**EXTRACTED INFORMATION**
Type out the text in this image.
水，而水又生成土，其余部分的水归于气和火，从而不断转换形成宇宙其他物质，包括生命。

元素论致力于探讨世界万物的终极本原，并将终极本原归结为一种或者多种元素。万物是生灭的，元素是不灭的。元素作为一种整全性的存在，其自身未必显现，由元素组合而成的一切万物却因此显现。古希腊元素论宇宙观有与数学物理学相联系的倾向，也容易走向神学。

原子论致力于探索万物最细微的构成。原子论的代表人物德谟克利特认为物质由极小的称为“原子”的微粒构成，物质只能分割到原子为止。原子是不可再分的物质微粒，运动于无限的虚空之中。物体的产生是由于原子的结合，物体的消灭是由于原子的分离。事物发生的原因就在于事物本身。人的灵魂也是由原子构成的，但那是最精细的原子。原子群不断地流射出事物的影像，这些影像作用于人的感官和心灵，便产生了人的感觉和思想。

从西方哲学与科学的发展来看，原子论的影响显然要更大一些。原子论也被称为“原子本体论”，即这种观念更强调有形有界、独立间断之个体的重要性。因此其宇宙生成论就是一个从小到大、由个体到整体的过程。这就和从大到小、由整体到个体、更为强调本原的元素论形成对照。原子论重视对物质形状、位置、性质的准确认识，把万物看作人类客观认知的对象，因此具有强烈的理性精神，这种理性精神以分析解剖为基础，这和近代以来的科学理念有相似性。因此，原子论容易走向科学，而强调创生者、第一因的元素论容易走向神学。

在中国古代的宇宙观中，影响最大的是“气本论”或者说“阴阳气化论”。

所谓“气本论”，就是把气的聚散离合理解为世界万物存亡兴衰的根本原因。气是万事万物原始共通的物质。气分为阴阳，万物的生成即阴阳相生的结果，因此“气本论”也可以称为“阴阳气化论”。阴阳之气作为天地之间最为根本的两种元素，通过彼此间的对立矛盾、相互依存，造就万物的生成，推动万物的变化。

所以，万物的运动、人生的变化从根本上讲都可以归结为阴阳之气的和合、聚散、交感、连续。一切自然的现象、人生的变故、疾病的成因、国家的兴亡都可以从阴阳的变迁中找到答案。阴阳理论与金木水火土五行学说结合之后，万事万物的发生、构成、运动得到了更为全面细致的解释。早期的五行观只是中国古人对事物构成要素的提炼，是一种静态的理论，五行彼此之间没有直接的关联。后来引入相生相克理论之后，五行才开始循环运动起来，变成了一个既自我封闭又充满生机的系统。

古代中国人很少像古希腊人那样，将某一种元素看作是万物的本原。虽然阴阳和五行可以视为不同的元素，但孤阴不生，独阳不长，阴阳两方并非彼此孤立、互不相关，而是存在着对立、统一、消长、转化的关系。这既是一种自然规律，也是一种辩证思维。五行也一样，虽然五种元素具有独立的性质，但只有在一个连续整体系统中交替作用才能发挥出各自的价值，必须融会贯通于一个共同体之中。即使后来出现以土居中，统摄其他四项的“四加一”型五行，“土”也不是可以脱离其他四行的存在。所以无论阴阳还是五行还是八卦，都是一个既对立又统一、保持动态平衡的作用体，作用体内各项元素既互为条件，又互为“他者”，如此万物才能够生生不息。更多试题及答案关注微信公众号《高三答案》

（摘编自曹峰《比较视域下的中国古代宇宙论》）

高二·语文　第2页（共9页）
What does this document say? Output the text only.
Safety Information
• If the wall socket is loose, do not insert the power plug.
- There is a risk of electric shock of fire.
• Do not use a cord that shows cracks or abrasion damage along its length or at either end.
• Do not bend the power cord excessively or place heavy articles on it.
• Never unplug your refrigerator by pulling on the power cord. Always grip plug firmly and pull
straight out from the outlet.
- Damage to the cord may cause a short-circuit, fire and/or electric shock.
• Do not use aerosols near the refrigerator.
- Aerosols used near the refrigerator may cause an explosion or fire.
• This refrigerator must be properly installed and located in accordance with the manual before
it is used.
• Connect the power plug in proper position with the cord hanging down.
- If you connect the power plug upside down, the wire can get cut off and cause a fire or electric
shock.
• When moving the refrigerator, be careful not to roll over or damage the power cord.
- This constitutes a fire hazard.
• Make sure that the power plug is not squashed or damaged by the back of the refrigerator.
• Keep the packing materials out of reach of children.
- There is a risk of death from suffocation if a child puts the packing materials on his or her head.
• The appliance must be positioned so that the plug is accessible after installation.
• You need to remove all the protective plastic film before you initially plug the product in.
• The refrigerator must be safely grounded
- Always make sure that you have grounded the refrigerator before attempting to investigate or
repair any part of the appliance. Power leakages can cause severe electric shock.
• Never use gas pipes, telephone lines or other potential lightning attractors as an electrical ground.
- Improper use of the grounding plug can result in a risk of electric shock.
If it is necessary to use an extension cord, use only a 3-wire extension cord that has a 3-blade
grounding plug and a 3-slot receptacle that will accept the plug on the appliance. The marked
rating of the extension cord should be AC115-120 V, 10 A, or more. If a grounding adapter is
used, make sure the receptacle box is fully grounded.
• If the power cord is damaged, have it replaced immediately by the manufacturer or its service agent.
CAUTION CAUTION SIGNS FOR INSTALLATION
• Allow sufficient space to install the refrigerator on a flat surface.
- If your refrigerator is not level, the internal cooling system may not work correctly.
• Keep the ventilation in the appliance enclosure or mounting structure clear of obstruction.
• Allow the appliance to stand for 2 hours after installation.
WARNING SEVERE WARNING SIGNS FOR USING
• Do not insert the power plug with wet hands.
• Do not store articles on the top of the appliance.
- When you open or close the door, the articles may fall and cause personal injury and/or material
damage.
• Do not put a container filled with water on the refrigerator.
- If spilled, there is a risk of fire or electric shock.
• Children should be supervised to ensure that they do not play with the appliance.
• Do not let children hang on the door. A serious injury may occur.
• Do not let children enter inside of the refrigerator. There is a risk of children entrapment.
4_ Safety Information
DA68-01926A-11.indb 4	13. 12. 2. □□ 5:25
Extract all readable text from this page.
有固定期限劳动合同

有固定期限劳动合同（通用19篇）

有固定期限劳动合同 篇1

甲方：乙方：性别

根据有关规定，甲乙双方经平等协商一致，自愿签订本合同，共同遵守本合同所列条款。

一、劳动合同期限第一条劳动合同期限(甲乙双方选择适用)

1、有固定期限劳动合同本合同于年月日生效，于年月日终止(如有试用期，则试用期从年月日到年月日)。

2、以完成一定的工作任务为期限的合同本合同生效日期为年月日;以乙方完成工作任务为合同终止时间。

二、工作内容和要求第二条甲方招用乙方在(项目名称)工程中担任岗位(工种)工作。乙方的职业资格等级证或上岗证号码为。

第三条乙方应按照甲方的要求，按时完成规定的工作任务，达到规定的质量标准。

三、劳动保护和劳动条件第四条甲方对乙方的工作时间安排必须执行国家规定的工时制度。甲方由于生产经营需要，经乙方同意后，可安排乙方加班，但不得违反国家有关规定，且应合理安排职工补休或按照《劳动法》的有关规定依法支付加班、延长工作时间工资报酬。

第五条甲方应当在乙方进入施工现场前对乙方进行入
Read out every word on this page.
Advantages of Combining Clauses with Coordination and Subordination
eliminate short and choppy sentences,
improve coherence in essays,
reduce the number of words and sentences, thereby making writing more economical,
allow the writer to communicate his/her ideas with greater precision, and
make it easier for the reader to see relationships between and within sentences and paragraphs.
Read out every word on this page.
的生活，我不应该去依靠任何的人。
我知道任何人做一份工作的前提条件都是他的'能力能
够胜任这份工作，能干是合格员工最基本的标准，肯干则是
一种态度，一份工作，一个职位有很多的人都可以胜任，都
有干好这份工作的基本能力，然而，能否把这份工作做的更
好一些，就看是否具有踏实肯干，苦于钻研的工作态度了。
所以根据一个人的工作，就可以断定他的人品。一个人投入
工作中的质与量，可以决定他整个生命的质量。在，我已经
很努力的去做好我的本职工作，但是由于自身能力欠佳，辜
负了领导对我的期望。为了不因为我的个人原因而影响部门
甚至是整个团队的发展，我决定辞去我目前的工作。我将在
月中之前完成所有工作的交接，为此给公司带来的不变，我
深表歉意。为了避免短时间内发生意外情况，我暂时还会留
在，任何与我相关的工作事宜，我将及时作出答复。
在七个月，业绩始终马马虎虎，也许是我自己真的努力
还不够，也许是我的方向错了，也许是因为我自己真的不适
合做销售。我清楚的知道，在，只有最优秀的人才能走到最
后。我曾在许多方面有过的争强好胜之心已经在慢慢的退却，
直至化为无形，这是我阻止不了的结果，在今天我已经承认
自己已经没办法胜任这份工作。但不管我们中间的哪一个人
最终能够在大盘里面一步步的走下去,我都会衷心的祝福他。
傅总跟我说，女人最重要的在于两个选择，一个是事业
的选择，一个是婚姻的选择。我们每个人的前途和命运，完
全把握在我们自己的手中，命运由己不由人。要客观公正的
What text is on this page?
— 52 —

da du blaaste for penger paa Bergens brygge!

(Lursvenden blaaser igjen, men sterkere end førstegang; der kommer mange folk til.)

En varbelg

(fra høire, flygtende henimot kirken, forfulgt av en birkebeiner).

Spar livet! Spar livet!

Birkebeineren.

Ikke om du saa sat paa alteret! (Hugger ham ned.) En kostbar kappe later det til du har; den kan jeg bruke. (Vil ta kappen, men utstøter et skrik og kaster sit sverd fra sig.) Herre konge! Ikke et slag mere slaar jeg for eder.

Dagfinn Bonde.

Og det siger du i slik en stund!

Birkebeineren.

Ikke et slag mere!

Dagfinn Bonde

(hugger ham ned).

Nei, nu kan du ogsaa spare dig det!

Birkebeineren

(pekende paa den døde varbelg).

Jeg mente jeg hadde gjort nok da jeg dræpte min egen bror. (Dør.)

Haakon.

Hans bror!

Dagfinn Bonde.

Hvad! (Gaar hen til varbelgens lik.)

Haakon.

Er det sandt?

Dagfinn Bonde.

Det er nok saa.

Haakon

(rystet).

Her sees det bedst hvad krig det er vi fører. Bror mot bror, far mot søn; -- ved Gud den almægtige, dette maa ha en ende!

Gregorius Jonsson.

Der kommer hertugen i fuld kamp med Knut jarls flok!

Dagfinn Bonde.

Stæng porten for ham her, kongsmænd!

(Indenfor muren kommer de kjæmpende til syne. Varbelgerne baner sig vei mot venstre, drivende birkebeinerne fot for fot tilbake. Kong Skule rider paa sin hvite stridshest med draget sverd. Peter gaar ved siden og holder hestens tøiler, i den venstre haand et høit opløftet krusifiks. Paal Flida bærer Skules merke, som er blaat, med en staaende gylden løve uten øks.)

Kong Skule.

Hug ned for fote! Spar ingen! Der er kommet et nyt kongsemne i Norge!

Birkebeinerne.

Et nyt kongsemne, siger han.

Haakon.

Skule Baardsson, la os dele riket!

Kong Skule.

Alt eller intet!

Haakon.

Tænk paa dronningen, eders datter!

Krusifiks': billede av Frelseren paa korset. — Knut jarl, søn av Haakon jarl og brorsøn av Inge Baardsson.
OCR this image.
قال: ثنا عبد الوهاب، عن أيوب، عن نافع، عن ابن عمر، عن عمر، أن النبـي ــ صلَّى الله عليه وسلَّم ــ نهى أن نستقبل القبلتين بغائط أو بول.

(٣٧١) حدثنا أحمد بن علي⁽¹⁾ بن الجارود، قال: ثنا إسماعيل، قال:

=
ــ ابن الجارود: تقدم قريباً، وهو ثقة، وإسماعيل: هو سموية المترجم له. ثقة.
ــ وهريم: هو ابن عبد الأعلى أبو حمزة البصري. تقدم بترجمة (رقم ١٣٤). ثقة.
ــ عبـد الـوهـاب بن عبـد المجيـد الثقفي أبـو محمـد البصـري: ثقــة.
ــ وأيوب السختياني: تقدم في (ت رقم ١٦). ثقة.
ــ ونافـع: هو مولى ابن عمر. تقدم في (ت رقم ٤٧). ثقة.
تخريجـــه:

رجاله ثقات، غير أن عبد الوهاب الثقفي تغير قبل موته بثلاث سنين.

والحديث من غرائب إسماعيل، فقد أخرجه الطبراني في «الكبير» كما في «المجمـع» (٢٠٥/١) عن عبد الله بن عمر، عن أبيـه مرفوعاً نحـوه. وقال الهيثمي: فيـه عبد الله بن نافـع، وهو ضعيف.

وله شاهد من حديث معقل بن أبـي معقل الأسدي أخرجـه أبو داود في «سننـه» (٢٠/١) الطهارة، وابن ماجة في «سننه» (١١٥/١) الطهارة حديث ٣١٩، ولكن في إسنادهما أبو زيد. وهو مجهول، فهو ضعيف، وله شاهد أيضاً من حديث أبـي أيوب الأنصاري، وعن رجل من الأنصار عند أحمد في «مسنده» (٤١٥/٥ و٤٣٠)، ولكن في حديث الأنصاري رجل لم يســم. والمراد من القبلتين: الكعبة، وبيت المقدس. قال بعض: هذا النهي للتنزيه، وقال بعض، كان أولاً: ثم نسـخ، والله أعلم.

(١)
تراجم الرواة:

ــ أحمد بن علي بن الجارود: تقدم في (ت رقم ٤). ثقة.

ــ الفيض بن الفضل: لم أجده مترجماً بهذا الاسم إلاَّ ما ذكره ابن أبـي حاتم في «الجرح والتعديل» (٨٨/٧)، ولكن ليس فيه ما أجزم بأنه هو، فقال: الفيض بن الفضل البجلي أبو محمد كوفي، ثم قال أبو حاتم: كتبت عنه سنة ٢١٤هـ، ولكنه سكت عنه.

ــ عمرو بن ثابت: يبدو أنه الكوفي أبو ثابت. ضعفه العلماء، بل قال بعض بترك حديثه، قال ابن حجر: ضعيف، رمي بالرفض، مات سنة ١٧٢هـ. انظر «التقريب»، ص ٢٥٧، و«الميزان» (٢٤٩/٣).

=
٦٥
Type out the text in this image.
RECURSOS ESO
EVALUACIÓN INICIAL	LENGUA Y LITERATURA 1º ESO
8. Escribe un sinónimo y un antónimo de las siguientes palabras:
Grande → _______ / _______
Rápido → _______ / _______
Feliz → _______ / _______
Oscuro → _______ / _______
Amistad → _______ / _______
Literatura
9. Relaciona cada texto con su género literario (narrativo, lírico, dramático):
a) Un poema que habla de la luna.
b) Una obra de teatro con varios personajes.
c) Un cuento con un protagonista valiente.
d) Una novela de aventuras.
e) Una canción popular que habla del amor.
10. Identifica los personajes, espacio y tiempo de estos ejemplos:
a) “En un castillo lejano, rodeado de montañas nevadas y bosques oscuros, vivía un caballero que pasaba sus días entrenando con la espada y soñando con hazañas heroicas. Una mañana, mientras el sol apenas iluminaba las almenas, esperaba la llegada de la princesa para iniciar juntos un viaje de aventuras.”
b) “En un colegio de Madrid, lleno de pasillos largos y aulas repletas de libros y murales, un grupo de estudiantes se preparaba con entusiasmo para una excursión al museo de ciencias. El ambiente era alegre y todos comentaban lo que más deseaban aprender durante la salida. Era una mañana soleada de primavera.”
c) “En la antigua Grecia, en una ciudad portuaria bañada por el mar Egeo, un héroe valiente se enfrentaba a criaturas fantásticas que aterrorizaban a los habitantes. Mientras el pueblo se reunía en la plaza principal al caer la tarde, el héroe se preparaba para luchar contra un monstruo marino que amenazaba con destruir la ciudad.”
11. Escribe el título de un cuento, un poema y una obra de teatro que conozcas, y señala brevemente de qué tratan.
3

**STATED EXERCISE**
Search the entries for the word "more" and copy every line that has it.

**FULL OUTPUT**
rating of the extension cord should be AC115-120 V, 10 A, or more. If a grounding adapter is
reduce the number of words and sentences, thereby making writing more economical,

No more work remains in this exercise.